§ **Requirement A**
Reproduce a passage from the forum thread about the new macro lens. Begin at the words "To be honest.." and stop after "can check it.".
§ **Requirement B**
Translate this sentence from the forum thread about the new macro lens into Spanish: "The only lenses I have that are quieter are my 70-200 2.8 VRII and my 24-70."
§ **Requirement C**
In the forum thread about the new macro lens, what ISO setting was used for the shot taken standing off hand in the fairly dim room?

§ **Text excerpt**
:::

To be honest.. I didn't hardly hear a thing when it focused right away. I was in some very dim light shooting the cats.. non-contrasty subjects and all. So it did "hunt" once or twice... Noticeable, but very quiet... not bad at all. The only lenses I have that are quieter are my 70-200 2.8 VRII and my 24-70.

I did take some low speed (40) non-flash shots.. and they look pretty good. I took this standing off hand.... with OS 2 at Shutter Speed of 40, F6.3, ISO 800 in a fairly dim room lit by fluorescent and incandescent light. Left the Exif in it so you can check it.


----------



## cgipson1 (Oct 18, 2011)

2WheelPhoto said:


> wow congrats!



Thanks! I was debating on waiting to see if Nikon would bring out an updated 200.. decided to go for this!



Derrel said:


> Awesome!!!! Send me $3,000 and I will make the weekend get here "tomorrow". We'll call tomorrow WensSATURDAY, then the next day ThurSUNDAY...



What would you do for $3.00 ?  lol!



D-B-J said:


> Haha lets see some pics! :addpics:



hahaha.... Pics it is!



Trever1t said:


> 150mm macro....that should be vury neeece!



Loving it so far... seems nicely sharp.. and focus is good.


----------



## GeorgieGirl (Oct 19, 2011)

Wowwee!


----------

:::

§ **Information supplied**
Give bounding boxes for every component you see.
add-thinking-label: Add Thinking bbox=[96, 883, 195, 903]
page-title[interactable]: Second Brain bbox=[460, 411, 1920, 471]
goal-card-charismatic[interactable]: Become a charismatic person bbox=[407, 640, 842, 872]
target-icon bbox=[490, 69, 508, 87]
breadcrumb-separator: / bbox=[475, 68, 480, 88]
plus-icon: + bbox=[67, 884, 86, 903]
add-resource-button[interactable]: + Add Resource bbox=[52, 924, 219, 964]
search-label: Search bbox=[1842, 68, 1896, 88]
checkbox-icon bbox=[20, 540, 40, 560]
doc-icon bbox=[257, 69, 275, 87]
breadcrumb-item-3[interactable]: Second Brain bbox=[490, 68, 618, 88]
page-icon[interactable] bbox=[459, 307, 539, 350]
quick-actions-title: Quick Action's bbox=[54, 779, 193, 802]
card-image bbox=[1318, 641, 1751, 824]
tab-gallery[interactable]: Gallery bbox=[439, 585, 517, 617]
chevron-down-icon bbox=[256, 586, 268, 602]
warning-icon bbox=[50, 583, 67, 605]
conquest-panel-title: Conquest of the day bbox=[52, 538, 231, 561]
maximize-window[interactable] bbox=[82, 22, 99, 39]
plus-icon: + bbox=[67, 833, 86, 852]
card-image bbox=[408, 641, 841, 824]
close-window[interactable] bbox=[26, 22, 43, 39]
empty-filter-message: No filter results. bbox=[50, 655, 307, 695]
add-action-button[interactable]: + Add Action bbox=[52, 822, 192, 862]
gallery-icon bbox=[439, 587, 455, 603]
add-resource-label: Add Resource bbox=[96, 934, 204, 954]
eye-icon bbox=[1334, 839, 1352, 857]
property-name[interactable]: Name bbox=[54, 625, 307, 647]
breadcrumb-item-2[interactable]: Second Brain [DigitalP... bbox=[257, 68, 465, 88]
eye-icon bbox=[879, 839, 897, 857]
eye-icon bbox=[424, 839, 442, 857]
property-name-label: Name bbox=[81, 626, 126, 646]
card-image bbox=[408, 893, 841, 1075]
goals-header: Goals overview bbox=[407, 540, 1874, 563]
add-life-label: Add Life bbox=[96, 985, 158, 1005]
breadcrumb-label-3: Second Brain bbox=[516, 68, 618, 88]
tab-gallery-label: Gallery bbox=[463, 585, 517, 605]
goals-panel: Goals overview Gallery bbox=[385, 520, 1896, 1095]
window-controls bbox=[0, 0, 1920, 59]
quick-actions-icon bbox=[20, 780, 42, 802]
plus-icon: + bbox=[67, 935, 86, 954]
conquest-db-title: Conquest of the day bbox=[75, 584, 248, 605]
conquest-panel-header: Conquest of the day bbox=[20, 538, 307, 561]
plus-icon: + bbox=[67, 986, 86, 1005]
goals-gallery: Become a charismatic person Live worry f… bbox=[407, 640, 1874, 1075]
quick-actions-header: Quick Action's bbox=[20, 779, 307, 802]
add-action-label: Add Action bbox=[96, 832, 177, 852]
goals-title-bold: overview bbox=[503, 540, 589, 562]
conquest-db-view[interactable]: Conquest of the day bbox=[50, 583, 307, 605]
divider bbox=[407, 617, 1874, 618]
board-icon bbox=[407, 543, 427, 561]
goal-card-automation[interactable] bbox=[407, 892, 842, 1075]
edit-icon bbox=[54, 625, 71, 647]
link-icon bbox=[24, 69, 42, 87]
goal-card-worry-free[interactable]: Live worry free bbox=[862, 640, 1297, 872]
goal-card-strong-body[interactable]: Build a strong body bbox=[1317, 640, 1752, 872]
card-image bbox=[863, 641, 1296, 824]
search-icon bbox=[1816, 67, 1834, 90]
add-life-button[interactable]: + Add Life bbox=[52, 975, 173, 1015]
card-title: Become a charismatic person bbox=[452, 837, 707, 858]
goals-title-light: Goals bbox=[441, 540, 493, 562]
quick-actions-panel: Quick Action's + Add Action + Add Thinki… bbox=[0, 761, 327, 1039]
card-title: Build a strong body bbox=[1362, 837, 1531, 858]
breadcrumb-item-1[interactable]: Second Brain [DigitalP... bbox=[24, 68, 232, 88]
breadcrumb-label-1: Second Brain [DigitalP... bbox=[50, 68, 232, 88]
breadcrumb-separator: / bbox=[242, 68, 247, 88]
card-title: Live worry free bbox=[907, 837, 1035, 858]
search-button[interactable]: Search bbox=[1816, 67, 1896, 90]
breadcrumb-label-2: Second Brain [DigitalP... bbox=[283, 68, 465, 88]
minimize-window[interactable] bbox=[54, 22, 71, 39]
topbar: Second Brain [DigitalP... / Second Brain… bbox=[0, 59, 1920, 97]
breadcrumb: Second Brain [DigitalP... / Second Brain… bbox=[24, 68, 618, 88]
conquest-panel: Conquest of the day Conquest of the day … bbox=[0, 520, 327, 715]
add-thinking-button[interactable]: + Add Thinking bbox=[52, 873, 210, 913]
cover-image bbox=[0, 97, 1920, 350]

:::

§ **Finished answer A**
To be honest.. I didn't hardly hear a thing when it focused right away. I was in some very dim light shooting the cats.. non-contrasty subjects and all. So it did "hunt" once or twice... Noticeable, but very quiet... not bad at all. The only lenses I have that are quieter are my 70-200 2.8 VRII and my 24-70.

I did take some low speed (40) non-flash shots.. and they look pretty good. I took this standing off hand.... with OS 2 at Shutter Speed of 40, F6.3, ISO 800 in a fairly dim room lit by fluorescent and incandescent light. Left the Exif in it so you can check it.

§ **Finished answer B**
Los únicos objetivos que tengo que son más silenciosos son mi 70-200 2.8 VRII y mi 24-70.

§ **Finished answer C**
ISO 800.